▸ **Figure contents as structured data**
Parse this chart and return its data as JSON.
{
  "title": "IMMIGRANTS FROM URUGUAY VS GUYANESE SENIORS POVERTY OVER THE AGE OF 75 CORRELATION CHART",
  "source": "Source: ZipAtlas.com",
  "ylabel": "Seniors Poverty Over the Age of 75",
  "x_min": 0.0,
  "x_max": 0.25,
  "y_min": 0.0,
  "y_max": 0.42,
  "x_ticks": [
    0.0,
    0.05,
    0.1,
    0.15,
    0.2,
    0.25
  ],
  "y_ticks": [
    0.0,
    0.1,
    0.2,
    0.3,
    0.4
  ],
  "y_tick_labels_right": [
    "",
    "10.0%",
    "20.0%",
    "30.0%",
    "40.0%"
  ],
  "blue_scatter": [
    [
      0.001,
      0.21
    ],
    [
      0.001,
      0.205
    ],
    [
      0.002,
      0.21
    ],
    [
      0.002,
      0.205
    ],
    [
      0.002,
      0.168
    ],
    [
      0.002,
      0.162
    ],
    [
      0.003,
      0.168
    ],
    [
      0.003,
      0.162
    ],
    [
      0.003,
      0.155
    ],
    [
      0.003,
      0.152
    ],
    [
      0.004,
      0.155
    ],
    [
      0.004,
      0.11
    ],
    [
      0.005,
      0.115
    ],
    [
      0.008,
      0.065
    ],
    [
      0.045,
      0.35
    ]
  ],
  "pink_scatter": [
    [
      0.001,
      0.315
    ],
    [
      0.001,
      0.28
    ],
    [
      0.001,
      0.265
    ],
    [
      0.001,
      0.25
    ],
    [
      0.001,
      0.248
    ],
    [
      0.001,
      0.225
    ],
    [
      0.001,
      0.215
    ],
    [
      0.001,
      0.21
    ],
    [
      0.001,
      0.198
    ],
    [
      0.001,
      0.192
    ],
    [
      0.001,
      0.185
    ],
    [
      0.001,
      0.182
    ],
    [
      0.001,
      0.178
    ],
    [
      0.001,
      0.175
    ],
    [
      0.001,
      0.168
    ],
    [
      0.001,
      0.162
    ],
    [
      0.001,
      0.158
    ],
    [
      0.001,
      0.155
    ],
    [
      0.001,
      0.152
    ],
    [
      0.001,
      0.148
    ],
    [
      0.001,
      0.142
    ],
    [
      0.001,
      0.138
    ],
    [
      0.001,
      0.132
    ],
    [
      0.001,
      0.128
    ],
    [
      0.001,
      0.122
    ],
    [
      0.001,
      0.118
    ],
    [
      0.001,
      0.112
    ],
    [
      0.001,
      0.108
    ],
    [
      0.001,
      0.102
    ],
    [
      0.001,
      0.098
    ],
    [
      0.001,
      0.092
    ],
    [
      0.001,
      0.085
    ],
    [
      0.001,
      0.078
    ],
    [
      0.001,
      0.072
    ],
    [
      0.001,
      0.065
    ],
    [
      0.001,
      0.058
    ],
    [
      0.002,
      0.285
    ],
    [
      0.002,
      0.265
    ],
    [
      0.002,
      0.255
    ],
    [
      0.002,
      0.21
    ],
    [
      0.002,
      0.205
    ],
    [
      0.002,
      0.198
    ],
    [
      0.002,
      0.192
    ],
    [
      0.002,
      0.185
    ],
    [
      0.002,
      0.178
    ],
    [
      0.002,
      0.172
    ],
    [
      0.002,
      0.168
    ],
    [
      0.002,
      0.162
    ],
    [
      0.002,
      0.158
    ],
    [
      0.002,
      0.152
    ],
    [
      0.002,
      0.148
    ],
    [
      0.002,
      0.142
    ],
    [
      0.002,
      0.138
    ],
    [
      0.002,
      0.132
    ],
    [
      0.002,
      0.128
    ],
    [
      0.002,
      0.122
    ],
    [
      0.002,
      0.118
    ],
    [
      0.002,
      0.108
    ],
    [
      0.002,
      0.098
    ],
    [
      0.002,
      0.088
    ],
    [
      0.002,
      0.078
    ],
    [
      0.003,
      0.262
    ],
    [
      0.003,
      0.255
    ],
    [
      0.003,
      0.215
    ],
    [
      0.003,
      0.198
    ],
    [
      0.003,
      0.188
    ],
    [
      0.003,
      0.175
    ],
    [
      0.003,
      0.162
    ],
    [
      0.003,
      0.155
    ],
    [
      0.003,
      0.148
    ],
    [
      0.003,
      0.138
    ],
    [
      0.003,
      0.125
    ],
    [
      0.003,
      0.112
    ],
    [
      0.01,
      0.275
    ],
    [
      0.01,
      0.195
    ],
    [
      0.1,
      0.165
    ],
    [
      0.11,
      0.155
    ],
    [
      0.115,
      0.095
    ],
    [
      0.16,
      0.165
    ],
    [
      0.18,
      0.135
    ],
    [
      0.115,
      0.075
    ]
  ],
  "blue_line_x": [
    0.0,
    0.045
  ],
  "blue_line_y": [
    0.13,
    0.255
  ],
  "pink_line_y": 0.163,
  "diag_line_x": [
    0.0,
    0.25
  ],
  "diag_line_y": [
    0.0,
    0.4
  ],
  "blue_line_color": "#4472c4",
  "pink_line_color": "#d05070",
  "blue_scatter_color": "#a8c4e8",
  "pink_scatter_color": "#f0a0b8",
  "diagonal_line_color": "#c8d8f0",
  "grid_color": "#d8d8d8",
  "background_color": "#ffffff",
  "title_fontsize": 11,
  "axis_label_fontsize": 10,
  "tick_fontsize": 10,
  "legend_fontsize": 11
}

▸ **Task instructions**
Retype all the material above precisely, with no line left out.

▸ **Expected answer**
Parse this chart and return its data as JSON.
{
  "title": "IMMIGRANTS FROM URUGUAY VS GUYANESE SENIORS POVERTY OVER THE AGE OF 75 CORRELATION CHART",
  "source": "Source: ZipAtlas.com",
  "ylabel": "Seniors Poverty Over the Age of 75",
  "x_min": 0.0,
  "x_max": 0.25,
  "y_min": 0.0,
  "y_max": 0.42,
  "x_ticks": [
    0.0,
    0.05,
    0.1,
    0.15,
    0.2,
    0.25
  ],
  "y_ticks": [
    0.0,
    0.1,
    0.2,
    0.3,
    0.4
  ],
  "y_tick_labels_right": [
    "",
    "10.0%",
    "20.0%",
    "30.0%",
    "40.0%"
  ],
  "blue_scatter": [
    [
      0.001,
      0.21
    ],
    [
      0.001,
      0.205
    ],
    [
      0.002,
      0.21
    ],
    [
      0.002,
      0.205
    ],
    [
      0.002,
      0.168
    ],
    [
      0.002,
      0.162
    ],
    [
      0.003,
      0.168
    ],
    [
      0.003,
      0.162
    ],
    [
      0.003,
      0.155
    ],
    [
      0.003,
      0.152
    ],
    [
      0.004,
      0.155
    ],
    [
      0.004,
      0.11
    ],
    [
      0.005,
      0.115
    ],
    [
      0.008,
      0.065
    ],
    [
      0.045,
      0.35
    ]
  ],
  "pink_scatter": [
    [
      0.001,
      0.315
    ],
    [
      0.001,
      0.28
    ],
    [
      0.001,
      0.265
    ],
    [
      0.001,
      0.25
    ],
    [
      0.001,
      0.248
    ],
    [
      0.001,
      0.225
    ],
    [
      0.001,
      0.215
    ],
    [
      0.001,
      0.21
    ],
    [
      0.001,
      0.198
    ],
    [
      0.001,
      0.192
    ],
    [
      0.001,
      0.185
    ],
    [
      0.001,
      0.182
    ],
    [
      0.001,
      0.178
    ],
    [
      0.001,
      0.175
    ],
    [
      0.001,
      0.168
    ],
    [
      0.001,
      0.162
    ],
    [
      0.001,
      0.158
    ],
    [
      0.001,
      0.155
    ],
    [
      0.001,
      0.152
    ],
    [
      0.001,
      0.148
    ],
    [
      0.001,
      0.142
    ],
    [
      0.001,
      0.138
    ],
    [
      0.001,
      0.132
    ],
    [
      0.001,
      0.128
    ],
    [
      0.001,
      0.122
    ],
    [
      0.001,
      0.118
    ],
    [
      0.001,
      0.112
    ],
    [
      0.001,
      0.108
    ],
    [
      0.001,
      0.102
    ],
    [
      0.001,
      0.098
    ],
    [
      0.001,
      0.092
    ],
    [
      0.001,
      0.085
    ],
    [
      0.001,
      0.078
    ],
    [
      0.001,
      0.072
    ],
    [
      0.001,
      0.065
    ],
    [
      0.001,
      0.058
    ],
    [
      0.002,
      0.285
    ],
    [
      0.002,
      0.265
    ],
    [
      0.002,
      0.255
    ],
    [
      0.002,
      0.21
    ],
    [
      0.002,
      0.205
    ],
    [
      0.002,
      0.198
    ],
    [
      0.002,
      0.192
    ],
    [
      0.002,
      0.185
    ],
    [
      0.002,
      0.178
    ],
    [
      0.002,
      0.172
    ],
    [
      0.002,
      0.168
    ],
    [
      0.002,
      0.162
    ],
    [
      0.002,
      0.158
    ],
    [
      0.002,
      0.152
    ],
    [
      0.002,
      0.148
    ],
    [
      0.002,
      0.142
    ],
    [
      0.002,
      0.138
    ],
    [
      0.002,
      0.132
    ],
    [
      0.002,
      0.128
    ],
    [
      0.002,
      0.122
    ],
    [
      0.002,
      0.118
    ],
    [
      0.002,
      0.108
    ],
    [
      0.002,
      0.098
    ],
    [
      0.002,
      0.088
    ],
    [
      0.002,
      0.078
    ],
    [
      0.003,
      0.262
    ],
    [
      0.003,
      0.255
    ],
    [
      0.003,
      0.215
    ],
    [
      0.003,
      0.198
    ],
    [
      0.003,
      0.188
    ],
    [
      0.003,
      0.175
    ],
    [
      0.003,
      0.162
    ],
    [
      0.003,
      0.155
    ],
    [
      0.003,
      0.148
    ],
    [
      0.003,
      0.138
    ],
    [
      0.003,
      0.125
    ],
    [
      0.003,
      0.112
    ],
    [
      0.01,
      0.275
    ],
    [
      0.01,
      0.195
    ],
    [
      0.1,
      0.165
    ],
    [
      0.11,
      0.155
    ],
    [
      0.115,
      0.095
    ],
    [
      0.16,
      0.165
    ],
    [
      0.18,
      0.135
    ],
    [
      0.115,
      0.075
    ]
  ],
  "blue_line_x": [
    0.0,
    0.045
  ],
  "blue_line_y": [
    0.13,
    0.255
  ],
  "pink_line_y": 0.163,
  "diag_line_x": [
    0.0,
    0.25
  ],
  "diag_line_y": [
    0.0,
    0.4
  ],
  "blue_line_color": "#4472c4",
  "pink_line_color": "#d05070",
  "blue_scatter_color": "#a8c4e8",
  "pink_scatter_color": "#f0a0b8",
  "diagonal_line_color": "#c8d8f0",
  "grid_color": "#d8d8d8",
  "background_color": "#ffffff",
  "title_fontsize": 11,
  "axis_label_fontsize": 10,
  "tick_fontsize": 10,
  "legend_fontsize": 11
}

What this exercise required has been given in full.